— Begin Extracted material —
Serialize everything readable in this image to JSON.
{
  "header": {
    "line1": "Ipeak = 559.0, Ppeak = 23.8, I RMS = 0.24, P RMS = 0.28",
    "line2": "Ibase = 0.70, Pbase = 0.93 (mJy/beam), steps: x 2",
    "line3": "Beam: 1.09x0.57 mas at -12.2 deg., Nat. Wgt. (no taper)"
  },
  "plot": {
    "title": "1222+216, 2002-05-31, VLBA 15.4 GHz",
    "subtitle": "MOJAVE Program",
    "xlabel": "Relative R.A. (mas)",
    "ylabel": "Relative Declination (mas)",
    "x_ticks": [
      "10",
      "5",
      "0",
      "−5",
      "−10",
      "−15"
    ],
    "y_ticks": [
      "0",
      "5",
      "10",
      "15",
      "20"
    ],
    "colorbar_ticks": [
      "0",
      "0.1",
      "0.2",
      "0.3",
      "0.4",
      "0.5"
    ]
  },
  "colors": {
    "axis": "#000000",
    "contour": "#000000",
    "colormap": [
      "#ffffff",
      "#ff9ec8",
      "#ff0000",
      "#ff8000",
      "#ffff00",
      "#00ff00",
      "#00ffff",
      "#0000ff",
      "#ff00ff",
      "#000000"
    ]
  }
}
— End Extracted material —
Set task:
Repeat the data precisely, line by line.

Task response:
Serialize everything readable in this image to JSON.
{
  "header": {
    "line1": "Ipeak = 559.0, Ppeak = 23.8, I RMS = 0.24, P RMS = 0.28",
    "line2": "Ibase = 0.70, Pbase = 0.93 (mJy/beam), steps: x 2",
    "line3": "Beam: 1.09x0.57 mas at -12.2 deg., Nat. Wgt. (no taper)"
  },
  "plot": {
    "title": "1222+216, 2002-05-31, VLBA 15.4 GHz",
    "subtitle": "MOJAVE Program",
    "xlabel": "Relative R.A. (mas)",
    "ylabel": "Relative Declination (mas)",
    "x_ticks": [
      "10",
      "5",
      "0",
      "−5",
      "−10",
      "−15"
    ],
    "y_ticks": [
      "0",
      "5",
      "10",
      "15",
      "20"
    ],
    "colorbar_ticks": [
      "0",
      "0.1",
      "0.2",
      "0.3",
      "0.4",
      "0.5"
    ]
  },
  "colors": {
    "axis": "#000000",
    "contour": "#000000",
    "colormap": [
      "#ffffff",
      "#ff9ec8",
      "#ff0000",
      "#ff8000",
      "#ffff00",
      "#00ff00",
      "#00ffff",
      "#0000ff",
      "#ff00ff",
      "#000000"
    ]
  }
}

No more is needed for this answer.